» **Material for this exercise**:

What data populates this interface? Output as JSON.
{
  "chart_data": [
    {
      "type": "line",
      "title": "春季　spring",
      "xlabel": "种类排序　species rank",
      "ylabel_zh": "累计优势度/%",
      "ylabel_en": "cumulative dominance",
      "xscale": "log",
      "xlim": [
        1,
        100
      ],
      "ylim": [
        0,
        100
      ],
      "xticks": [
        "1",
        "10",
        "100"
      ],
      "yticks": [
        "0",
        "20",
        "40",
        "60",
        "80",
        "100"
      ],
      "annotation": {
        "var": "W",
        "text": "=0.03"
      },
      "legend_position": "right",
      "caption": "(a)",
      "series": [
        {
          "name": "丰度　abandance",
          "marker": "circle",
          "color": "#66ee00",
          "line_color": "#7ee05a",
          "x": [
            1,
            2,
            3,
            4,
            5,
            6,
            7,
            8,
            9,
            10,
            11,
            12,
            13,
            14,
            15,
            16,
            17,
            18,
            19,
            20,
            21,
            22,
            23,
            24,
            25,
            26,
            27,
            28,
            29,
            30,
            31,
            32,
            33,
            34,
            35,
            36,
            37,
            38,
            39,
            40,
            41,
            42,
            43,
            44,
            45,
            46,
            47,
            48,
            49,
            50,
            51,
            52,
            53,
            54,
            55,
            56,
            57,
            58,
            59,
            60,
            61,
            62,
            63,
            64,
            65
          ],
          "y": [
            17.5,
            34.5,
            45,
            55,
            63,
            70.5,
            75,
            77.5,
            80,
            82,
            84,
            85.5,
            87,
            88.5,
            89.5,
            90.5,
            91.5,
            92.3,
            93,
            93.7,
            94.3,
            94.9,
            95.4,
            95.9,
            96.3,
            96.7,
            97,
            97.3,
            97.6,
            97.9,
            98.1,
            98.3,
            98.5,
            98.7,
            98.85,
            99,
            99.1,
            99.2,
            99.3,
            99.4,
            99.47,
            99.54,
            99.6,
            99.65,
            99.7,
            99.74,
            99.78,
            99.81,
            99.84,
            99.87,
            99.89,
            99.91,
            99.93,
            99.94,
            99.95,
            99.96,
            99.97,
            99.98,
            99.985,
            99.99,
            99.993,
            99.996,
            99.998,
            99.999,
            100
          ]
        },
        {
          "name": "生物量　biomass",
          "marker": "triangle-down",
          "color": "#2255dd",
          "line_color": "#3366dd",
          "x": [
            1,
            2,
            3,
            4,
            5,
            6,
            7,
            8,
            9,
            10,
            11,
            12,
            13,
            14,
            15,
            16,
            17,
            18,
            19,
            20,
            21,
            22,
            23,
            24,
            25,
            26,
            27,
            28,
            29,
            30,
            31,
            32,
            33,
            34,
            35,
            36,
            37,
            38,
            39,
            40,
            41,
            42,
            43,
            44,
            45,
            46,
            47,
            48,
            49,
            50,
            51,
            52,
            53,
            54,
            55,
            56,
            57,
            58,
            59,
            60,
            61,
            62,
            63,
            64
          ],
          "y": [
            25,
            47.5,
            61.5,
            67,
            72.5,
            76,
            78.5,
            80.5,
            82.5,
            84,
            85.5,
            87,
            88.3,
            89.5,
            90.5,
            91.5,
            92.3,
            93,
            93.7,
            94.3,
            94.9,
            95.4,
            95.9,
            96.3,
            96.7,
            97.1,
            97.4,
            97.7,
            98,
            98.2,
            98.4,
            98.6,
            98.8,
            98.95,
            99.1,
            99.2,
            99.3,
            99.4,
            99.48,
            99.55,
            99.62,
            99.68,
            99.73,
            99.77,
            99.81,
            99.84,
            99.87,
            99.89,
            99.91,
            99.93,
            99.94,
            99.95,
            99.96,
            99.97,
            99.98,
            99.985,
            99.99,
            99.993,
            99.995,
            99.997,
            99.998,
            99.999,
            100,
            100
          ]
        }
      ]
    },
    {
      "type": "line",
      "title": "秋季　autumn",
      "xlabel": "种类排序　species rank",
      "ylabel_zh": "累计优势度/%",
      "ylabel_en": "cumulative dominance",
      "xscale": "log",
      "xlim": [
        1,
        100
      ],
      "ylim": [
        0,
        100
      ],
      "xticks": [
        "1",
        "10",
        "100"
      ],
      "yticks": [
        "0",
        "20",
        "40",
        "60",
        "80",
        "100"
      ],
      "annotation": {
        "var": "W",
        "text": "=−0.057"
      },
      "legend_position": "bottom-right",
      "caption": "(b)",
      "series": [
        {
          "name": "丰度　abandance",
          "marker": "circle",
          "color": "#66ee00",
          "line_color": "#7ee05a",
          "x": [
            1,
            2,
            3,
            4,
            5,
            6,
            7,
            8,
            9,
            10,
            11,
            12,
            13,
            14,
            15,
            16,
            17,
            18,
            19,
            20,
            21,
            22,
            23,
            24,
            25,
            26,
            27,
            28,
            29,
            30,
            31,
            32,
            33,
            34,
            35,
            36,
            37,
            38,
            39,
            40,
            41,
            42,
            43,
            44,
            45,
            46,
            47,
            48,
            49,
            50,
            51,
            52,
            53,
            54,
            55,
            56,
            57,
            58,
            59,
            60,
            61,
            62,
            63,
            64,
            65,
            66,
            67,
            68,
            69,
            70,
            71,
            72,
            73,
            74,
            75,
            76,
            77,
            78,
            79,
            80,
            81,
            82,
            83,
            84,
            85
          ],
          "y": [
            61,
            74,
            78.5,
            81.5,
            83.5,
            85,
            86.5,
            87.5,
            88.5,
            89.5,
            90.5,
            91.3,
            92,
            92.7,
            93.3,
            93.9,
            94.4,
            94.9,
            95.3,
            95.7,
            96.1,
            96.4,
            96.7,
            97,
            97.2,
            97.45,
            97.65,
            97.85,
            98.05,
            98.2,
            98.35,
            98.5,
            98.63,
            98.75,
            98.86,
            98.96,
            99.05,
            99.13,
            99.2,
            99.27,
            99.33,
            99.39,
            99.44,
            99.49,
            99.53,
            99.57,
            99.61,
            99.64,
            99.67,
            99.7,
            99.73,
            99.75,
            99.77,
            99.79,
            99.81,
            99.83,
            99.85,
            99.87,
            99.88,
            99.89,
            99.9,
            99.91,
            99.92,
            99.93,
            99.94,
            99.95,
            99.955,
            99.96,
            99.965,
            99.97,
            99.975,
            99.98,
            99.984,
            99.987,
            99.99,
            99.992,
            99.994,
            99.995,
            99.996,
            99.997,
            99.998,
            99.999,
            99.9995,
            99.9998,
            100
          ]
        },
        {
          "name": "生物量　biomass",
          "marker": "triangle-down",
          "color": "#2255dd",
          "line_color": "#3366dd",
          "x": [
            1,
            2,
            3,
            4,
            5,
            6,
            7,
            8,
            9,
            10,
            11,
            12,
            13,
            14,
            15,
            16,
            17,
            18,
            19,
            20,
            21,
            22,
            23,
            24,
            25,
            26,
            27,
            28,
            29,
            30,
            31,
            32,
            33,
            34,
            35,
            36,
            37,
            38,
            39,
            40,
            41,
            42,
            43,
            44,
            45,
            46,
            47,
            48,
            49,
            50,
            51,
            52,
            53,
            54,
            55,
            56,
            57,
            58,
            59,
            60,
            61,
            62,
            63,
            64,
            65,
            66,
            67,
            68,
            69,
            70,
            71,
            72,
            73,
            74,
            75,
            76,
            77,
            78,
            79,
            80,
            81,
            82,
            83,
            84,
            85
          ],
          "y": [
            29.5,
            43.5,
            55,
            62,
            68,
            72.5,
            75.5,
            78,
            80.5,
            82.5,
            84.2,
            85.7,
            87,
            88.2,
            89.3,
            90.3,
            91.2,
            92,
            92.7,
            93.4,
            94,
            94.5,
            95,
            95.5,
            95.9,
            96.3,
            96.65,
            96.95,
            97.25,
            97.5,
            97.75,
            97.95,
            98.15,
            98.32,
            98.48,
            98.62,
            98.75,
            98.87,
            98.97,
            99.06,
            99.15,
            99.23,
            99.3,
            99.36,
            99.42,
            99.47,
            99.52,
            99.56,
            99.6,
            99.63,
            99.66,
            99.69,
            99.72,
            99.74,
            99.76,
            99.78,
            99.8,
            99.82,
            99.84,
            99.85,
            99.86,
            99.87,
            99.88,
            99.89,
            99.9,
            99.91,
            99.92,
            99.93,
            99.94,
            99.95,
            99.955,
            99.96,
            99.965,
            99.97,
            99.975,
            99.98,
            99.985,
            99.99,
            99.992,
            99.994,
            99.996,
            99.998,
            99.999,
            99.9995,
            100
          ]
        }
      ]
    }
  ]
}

» **Aim of the exercise**:
Using the data above, copy each line that contains "right".

» **Result of the exercise**:
      "legend_position": "right",
      "legend_position": "bottom-right",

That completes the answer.